____ Items
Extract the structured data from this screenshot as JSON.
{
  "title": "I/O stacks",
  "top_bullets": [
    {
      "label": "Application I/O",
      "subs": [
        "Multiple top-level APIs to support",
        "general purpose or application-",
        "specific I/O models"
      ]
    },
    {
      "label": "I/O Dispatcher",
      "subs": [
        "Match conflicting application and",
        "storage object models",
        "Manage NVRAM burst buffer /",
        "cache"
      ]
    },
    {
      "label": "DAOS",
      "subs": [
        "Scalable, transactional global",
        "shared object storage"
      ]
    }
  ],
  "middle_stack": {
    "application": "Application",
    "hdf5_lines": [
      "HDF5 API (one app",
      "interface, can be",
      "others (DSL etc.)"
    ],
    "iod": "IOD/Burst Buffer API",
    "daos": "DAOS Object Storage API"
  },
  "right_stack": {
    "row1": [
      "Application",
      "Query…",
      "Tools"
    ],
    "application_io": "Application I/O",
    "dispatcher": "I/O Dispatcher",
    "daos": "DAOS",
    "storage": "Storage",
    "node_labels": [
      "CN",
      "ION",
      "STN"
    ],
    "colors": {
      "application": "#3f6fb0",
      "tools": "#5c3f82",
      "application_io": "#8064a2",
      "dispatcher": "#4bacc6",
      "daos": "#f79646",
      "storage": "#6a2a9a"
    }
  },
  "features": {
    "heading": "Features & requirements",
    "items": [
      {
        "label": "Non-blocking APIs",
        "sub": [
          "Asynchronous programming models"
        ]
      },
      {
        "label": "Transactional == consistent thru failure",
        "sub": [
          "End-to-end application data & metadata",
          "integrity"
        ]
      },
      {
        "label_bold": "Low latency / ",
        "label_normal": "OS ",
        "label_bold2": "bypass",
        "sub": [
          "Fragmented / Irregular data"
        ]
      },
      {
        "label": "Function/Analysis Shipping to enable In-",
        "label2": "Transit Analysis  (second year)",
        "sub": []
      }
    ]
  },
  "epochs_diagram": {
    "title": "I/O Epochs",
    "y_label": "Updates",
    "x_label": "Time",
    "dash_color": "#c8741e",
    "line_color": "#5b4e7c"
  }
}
________
• _Task description_
Which lines above contain the word "models"? Copy each of them.

• _Answer below_
        "specific I/O models"
        "storage object models",
          "Asynchronous programming models"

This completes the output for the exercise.